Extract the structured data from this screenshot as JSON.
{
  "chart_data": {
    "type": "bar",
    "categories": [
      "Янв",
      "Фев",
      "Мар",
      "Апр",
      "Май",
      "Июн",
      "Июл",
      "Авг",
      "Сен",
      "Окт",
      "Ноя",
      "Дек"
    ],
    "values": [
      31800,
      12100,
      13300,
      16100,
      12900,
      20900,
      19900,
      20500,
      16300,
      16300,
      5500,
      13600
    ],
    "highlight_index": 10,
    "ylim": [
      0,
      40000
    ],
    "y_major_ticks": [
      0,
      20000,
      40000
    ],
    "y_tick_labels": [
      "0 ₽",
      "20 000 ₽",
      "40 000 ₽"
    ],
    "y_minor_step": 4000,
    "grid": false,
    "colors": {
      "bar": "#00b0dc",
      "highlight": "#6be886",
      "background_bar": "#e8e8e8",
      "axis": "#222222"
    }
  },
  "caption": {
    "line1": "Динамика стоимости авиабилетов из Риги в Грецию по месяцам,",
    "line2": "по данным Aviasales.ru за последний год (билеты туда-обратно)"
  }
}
==
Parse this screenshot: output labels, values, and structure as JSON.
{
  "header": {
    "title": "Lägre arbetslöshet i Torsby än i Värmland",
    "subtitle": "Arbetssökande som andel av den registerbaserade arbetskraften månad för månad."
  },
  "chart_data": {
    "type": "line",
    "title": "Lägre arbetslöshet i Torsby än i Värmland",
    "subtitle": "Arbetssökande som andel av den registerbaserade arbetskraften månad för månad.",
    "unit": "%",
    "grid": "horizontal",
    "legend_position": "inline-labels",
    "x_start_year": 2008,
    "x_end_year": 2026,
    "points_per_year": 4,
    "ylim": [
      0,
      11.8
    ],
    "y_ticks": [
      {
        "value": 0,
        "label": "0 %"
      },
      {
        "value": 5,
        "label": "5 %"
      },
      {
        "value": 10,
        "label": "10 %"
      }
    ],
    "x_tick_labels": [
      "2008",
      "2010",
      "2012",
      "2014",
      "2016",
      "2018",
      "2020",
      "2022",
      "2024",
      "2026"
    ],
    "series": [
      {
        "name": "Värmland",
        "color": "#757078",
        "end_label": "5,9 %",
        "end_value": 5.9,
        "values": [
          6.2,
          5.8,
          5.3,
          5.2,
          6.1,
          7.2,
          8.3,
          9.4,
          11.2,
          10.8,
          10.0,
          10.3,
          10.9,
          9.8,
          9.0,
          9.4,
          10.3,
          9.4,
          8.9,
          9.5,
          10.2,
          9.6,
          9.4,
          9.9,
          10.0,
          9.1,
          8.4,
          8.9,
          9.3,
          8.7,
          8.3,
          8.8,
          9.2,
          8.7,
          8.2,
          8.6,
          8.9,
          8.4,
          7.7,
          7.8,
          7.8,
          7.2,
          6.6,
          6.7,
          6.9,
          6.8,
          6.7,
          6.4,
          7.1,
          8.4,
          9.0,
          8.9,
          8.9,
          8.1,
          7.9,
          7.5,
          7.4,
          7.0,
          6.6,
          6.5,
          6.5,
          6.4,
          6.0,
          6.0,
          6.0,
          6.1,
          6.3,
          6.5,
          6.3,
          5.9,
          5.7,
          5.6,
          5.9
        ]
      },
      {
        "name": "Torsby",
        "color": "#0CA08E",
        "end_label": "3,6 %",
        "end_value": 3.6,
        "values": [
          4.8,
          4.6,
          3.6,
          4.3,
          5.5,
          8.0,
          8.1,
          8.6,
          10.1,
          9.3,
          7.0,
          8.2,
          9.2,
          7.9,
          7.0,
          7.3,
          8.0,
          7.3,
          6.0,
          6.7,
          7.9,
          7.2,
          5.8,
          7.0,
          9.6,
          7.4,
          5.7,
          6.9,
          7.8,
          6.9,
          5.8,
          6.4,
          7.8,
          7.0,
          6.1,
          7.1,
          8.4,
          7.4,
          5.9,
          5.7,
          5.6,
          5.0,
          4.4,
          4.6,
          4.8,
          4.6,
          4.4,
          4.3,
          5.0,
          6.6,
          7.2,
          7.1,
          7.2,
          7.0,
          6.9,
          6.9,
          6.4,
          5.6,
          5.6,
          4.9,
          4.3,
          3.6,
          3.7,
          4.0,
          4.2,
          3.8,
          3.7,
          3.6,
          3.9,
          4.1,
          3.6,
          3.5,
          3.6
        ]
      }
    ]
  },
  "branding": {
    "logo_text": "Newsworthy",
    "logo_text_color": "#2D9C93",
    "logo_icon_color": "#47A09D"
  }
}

• _OBJECTIVE_:
Write out each line of the data that holds the string "arbetskraften".

• _FULL ANSWER_:
    "subtitle": "Arbetssökande som andel av den registerbaserade arbetskraften månad för månad."
    "subtitle": "Arbetssökande som andel av den registerbaserade arbetskraften månad för månad.",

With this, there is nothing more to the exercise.